## INSTRUCTIONS FOR THE TASK:
Repeat the material below exactly, line for line.

━━ SUPPLIED DATA ━━

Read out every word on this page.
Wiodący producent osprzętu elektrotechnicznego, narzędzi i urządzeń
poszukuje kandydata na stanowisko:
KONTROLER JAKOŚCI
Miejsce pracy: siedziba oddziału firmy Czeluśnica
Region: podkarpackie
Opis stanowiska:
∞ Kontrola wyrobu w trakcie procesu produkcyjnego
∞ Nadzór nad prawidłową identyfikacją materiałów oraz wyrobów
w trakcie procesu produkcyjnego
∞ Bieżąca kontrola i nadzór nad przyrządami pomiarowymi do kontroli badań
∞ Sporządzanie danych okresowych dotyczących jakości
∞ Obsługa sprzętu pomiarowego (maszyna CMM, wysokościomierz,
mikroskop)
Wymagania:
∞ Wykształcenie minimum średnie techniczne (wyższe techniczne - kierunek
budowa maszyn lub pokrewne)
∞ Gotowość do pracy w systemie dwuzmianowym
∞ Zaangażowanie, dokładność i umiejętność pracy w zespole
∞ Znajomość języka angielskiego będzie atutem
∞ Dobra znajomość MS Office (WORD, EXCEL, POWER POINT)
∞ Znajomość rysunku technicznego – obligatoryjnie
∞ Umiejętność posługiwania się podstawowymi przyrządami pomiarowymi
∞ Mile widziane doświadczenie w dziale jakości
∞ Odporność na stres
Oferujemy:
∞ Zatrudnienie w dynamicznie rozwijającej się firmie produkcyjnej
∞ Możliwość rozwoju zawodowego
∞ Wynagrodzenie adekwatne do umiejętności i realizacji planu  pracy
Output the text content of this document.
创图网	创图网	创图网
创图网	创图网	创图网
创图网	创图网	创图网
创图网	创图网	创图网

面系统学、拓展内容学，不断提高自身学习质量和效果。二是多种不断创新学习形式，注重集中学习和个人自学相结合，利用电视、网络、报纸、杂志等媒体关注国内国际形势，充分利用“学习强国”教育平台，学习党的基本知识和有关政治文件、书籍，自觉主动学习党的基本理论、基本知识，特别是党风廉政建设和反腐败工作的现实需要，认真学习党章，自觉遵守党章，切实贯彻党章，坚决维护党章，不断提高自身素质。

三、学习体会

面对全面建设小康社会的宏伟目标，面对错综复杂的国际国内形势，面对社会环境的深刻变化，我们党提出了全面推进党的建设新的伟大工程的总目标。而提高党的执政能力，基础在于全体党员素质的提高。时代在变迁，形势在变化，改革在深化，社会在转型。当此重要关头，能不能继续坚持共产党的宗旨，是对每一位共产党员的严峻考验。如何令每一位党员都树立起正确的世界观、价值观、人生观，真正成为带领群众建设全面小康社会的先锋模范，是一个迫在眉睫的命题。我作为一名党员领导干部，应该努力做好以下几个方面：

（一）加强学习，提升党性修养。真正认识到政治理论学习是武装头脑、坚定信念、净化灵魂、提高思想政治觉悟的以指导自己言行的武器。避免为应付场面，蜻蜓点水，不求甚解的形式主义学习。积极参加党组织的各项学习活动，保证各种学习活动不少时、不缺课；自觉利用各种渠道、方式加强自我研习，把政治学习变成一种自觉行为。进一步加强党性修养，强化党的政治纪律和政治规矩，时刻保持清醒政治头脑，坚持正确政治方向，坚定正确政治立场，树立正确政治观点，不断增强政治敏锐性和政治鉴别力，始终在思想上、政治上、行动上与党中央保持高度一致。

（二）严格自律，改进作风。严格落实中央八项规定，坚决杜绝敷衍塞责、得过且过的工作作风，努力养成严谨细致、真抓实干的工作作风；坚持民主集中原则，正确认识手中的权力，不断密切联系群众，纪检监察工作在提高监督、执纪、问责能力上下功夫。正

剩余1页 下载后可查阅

━━━

## WRITTEN SOLUTION:
Read out every word on this page.
Wiodący producent osprzętu elektrotechnicznego, narzędzi i urządzeń
poszukuje kandydata na stanowisko:
KONTROLER JAKOŚCI
Miejsce pracy: siedziba oddziału firmy Czeluśnica
Region: podkarpackie
Opis stanowiska:
∞ Kontrola wyrobu w trakcie procesu produkcyjnego
∞ Nadzór nad prawidłową identyfikacją materiałów oraz wyrobów
w trakcie procesu produkcyjnego
∞ Bieżąca kontrola i nadzór nad przyrządami pomiarowymi do kontroli badań
∞ Sporządzanie danych okresowych dotyczących jakości
∞ Obsługa sprzętu pomiarowego (maszyna CMM, wysokościomierz,
mikroskop)
Wymagania:
∞ Wykształcenie minimum średnie techniczne (wyższe techniczne - kierunek
budowa maszyn lub pokrewne)
∞ Gotowość do pracy w systemie dwuzmianowym
∞ Zaangażowanie, dokładność i umiejętność pracy w zespole
∞ Znajomość języka angielskiego będzie atutem
∞ Dobra znajomość MS Office (WORD, EXCEL, POWER POINT)
∞ Znajomość rysunku technicznego – obligatoryjnie
∞ Umiejętność posługiwania się podstawowymi przyrządami pomiarowymi
∞ Mile widziane doświadczenie w dziale jakości
∞ Odporność na stres
Oferujemy:
∞ Zatrudnienie w dynamicznie rozwijającej się firmie produkcyjnej
∞ Możliwość rozwoju zawodowego
∞ Wynagrodzenie adekwatne do umiejętności i realizacji planu  pracy
Output the text content of this document.
创图网	创图网	创图网
创图网	创图网	创图网
创图网	创图网	创图网
创图网	创图网	创图网

面系统学、拓展内容学，不断提高自身学习质量和效果。二是多种不断创新学习形式，注重集中学习和个人自学相结合，利用电视、网络、报纸、杂志等媒体关注国内国际形势，充分利用“学习强国”教育平台，学习党的基本知识和有关政治文件、书籍，自觉主动学习党的基本理论、基本知识，特别是党风廉政建设和反腐败工作的现实需要，认真学习党章，自觉遵守党章，切实贯彻党章，坚决维护党章，不断提高自身素质。

三、学习体会

面对全面建设小康社会的宏伟目标，面对错综复杂的国际国内形势，面对社会环境的深刻变化，我们党提出了全面推进党的建设新的伟大工程的总目标。而提高党的执政能力，基础在于全体党员素质的提高。时代在变迁，形势在变化，改革在深化，社会在转型。当此重要关头，能不能继续坚持共产党的宗旨，是对每一位共产党员的严峻考验。如何令每一位党员都树立起正确的世界观、价值观、人生观，真正成为带领群众建设全面小康社会的先锋模范，是一个迫在眉睫的命题。我作为一名党员领导干部，应该努力做好以下几个方面：

（一）加强学习，提升党性修养。真正认识到政治理论学习是武装头脑、坚定信念、净化灵魂、提高思想政治觉悟的以指导自己言行的武器。避免为应付场面，蜻蜓点水，不求甚解的形式主义学习。积极参加党组织的各项学习活动，保证各种学习活动不少时、不缺课；自觉利用各种渠道、方式加强自我研习，把政治学习变成一种自觉行为。进一步加强党性修养，强化党的政治纪律和政治规矩，时刻保持清醒政治头脑，坚持正确政治方向，坚定正确政治立场，树立正确政治观点，不断增强政治敏锐性和政治鉴别力，始终在思想上、政治上、行动上与党中央保持高度一致。

（二）严格自律，改进作风。严格落实中央八项规定，坚决杜绝敷衍塞责、得过且过的工作作风，努力养成严谨细致、真抓实干的工作作风；坚持民主集中原则，正确认识手中的权力，不断密切联系群众，纪检监察工作在提高监督、执纪、问责能力上下功夫。正

剩余1页 下载后可查阅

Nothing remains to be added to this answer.